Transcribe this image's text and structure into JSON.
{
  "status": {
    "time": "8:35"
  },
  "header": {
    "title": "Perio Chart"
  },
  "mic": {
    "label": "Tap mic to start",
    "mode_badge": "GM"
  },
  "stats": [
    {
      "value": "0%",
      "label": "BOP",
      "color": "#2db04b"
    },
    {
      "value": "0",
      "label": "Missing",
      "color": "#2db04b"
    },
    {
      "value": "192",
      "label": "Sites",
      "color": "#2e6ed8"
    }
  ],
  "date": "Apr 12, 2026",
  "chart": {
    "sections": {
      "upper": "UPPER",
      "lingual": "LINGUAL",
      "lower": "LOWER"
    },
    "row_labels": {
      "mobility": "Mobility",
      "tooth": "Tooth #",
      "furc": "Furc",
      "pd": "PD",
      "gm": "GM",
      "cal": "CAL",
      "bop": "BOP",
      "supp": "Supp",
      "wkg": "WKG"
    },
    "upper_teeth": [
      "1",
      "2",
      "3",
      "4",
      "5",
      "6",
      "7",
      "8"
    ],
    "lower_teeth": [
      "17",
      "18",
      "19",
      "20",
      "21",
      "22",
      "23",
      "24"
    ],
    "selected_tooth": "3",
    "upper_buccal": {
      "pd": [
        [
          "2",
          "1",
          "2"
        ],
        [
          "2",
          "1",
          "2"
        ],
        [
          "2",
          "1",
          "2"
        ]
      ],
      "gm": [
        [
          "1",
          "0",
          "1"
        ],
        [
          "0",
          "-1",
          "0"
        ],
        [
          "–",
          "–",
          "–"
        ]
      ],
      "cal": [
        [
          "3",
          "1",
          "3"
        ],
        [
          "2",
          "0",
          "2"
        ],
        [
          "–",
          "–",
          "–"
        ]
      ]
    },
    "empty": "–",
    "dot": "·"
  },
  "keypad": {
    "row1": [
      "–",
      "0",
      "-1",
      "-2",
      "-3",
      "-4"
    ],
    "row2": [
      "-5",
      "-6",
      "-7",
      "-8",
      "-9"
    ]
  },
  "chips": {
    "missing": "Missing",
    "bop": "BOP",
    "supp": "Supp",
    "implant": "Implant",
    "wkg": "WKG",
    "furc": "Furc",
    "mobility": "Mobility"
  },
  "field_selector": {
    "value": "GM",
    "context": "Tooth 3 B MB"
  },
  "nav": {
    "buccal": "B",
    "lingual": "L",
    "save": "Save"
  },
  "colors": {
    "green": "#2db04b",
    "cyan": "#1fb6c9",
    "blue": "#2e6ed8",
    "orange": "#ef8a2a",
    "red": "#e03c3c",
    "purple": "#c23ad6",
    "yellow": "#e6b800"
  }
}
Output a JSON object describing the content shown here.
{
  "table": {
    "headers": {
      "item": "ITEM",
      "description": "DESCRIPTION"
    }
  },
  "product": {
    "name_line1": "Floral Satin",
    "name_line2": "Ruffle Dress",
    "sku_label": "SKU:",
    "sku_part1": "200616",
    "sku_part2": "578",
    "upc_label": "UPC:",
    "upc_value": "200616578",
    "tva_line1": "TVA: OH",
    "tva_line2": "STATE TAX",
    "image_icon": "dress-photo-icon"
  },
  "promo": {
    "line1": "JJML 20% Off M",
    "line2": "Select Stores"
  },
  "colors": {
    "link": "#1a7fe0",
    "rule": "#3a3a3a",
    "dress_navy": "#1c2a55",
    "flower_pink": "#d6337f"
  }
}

---------------

> _TASK REQUIREMENTS_
From the "Output a JSON" line to the close of the listing, restate each line word for word.

> _COMPLETE ANSWER_
Output a JSON object describing the content shown here.
{
  "table": {
    "headers": {
      "item": "ITEM",
      "description": "DESCRIPTION"
    }
  },
  "product": {
    "name_line1": "Floral Satin",
    "name_line2": "Ruffle Dress",
    "sku_label": "SKU:",
    "sku_part1": "200616",
    "sku_part2": "578",
    "upc_label": "UPC:",
    "upc_value": "200616578",
    "tva_line1": "TVA: OH",
    "tva_line2": "STATE TAX",
    "image_icon": "dress-photo-icon"
  },
  "promo": {
    "line1": "JJML 20% Off M",
    "line2": "Select Stores"
  },
  "colors": {
    "link": "#1a7fe0",
    "rule": "#3a3a3a",
    "dress_navy": "#1c2a55",
    "flower_pink": "#d6337f"
  }
}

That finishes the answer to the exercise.